Pick out all lines in the listing holding the string "content" and copy them.

☆ ☆ ☆

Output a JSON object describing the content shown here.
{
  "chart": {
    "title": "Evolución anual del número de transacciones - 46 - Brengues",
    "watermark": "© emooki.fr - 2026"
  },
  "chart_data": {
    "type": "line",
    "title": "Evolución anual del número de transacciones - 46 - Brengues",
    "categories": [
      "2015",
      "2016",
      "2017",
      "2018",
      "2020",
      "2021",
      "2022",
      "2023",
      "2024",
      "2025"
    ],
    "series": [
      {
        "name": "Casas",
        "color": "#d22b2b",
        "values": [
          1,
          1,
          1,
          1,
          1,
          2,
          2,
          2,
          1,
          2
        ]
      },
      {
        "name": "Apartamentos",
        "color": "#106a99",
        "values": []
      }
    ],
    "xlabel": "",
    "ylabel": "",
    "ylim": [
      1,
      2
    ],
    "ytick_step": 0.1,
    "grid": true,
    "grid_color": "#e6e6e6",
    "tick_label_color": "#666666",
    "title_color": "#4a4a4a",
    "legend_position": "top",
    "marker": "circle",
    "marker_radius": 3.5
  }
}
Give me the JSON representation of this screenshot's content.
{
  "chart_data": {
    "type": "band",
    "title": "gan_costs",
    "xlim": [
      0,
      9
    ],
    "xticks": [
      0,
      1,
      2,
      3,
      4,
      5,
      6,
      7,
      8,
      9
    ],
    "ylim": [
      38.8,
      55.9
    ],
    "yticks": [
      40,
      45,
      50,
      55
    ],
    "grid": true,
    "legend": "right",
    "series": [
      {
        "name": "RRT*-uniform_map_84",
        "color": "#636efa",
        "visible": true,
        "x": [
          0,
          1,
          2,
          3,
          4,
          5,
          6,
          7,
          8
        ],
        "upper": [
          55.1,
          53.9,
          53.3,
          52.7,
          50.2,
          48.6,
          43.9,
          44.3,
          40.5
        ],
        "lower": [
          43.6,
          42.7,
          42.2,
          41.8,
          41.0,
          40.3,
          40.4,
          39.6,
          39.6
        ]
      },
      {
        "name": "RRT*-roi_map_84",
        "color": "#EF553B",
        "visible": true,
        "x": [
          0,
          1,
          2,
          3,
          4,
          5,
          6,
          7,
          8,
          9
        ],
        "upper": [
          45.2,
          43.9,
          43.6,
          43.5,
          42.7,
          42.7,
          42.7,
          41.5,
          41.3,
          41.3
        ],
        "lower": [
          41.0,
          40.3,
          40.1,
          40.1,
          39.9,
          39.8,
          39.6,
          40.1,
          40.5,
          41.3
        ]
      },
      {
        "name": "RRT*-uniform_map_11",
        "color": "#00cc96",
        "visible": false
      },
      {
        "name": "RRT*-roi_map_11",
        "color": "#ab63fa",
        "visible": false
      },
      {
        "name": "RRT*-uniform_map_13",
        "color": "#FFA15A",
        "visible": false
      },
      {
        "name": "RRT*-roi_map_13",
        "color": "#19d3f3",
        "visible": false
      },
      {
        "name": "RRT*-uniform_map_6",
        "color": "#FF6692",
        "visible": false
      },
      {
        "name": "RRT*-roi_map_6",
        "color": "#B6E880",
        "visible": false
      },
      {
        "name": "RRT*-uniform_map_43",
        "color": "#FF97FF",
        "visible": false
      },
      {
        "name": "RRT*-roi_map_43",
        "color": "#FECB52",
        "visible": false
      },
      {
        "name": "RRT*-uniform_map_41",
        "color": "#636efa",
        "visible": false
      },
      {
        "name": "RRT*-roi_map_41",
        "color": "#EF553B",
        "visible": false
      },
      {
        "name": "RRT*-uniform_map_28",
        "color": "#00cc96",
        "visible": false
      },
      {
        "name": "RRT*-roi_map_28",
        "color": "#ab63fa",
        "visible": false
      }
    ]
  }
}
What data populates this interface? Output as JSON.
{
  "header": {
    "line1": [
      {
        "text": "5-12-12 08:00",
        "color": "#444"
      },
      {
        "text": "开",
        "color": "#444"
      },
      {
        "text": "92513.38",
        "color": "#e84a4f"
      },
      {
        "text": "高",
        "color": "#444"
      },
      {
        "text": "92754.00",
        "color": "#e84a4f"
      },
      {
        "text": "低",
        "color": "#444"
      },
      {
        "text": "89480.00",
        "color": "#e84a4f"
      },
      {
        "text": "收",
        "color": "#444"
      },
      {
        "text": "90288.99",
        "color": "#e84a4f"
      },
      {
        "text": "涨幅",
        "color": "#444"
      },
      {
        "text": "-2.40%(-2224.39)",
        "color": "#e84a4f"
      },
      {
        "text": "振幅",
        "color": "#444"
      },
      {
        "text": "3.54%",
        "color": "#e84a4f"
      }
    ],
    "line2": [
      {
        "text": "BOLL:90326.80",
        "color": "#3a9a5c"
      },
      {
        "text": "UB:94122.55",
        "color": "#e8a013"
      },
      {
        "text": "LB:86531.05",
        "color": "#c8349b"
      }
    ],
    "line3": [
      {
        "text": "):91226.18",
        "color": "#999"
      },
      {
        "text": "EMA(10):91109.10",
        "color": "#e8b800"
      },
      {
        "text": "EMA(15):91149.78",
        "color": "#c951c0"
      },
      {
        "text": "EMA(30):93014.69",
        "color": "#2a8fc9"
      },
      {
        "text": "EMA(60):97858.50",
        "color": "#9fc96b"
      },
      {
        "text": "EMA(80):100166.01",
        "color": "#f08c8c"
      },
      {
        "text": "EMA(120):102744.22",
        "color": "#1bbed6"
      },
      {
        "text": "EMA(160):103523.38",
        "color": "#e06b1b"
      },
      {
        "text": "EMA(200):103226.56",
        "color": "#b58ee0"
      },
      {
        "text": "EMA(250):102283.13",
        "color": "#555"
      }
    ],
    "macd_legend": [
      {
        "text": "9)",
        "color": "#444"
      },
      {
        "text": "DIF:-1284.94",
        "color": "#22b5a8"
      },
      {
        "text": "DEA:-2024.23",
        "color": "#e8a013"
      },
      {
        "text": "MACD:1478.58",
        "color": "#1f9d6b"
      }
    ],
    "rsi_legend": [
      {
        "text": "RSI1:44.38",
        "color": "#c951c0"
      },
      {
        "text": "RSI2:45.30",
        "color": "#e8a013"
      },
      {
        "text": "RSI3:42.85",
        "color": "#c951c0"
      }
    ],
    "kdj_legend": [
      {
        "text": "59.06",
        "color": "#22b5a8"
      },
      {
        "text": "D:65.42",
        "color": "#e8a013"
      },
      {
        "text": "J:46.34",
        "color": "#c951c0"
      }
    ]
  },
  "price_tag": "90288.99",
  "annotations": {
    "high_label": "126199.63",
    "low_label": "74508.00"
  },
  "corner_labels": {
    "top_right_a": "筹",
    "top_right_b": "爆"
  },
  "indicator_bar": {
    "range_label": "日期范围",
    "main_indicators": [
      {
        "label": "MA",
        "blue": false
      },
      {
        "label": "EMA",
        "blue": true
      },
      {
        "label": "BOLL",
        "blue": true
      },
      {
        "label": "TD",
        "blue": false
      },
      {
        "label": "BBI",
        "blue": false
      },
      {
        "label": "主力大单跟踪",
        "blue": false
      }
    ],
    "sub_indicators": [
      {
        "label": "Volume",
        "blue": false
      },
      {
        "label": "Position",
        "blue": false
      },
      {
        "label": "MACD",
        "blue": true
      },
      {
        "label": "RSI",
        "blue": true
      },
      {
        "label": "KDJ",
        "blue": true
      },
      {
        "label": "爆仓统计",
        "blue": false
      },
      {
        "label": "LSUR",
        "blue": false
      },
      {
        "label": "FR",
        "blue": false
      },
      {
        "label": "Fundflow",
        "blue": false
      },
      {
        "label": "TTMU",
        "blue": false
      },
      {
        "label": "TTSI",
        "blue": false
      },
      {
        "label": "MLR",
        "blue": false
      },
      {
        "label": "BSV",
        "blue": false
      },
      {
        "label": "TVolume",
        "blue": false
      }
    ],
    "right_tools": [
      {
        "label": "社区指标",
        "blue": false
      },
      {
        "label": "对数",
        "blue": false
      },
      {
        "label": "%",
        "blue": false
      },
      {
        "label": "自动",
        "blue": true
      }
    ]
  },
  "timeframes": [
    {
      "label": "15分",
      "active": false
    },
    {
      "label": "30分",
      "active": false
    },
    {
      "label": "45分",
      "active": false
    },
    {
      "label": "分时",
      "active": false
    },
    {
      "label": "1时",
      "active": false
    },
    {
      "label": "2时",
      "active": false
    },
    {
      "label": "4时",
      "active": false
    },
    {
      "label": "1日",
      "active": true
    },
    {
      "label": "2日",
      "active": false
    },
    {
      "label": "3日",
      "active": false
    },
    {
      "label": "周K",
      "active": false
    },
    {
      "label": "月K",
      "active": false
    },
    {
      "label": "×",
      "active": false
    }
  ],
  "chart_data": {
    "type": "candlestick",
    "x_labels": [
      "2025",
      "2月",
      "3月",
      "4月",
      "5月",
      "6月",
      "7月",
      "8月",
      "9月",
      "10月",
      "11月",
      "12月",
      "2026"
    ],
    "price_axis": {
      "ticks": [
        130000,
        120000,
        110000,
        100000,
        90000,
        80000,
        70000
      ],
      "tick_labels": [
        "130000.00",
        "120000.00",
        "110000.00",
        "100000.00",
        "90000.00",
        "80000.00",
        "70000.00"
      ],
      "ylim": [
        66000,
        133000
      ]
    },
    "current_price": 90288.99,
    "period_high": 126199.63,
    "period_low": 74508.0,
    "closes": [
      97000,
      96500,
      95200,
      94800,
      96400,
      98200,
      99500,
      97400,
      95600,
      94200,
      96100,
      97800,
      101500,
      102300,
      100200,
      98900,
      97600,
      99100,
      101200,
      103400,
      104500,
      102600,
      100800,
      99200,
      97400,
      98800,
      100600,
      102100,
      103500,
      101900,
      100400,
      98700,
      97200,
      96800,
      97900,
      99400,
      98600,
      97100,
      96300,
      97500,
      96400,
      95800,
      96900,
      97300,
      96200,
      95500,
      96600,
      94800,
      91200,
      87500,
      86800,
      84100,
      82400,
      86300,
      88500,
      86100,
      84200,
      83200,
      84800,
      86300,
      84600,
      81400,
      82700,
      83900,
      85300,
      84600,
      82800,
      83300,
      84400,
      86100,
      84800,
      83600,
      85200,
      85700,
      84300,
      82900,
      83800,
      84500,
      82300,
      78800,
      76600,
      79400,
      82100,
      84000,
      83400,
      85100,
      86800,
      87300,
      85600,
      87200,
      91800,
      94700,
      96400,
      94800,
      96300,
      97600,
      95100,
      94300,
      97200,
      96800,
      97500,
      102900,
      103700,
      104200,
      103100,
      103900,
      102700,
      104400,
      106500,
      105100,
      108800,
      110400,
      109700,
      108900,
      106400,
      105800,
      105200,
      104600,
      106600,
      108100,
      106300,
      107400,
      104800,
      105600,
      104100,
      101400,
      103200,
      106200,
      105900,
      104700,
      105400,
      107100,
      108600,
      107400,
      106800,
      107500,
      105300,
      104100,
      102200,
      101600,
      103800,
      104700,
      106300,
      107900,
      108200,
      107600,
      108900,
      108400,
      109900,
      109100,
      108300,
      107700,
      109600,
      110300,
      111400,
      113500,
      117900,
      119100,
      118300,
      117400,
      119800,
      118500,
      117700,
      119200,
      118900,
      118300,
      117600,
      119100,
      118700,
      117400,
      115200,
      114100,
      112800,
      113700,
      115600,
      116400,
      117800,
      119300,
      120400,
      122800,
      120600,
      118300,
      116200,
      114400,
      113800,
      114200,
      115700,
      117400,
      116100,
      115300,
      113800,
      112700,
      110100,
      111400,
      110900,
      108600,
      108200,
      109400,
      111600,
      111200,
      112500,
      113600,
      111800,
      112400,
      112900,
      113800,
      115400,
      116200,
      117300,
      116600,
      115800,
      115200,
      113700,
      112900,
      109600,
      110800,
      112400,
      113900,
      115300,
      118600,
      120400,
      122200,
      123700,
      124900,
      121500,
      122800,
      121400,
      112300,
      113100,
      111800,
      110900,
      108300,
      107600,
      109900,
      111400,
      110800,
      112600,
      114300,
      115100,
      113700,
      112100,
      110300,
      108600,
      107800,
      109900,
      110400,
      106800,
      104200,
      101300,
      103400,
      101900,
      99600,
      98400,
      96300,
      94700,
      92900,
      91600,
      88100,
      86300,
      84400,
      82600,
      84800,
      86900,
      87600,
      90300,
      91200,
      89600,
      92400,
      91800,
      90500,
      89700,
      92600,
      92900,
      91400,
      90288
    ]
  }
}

☆ ☆ ☆

> **Full response**
Output a JSON object describing the content shown here.
Give me the JSON representation of this screenshot's content.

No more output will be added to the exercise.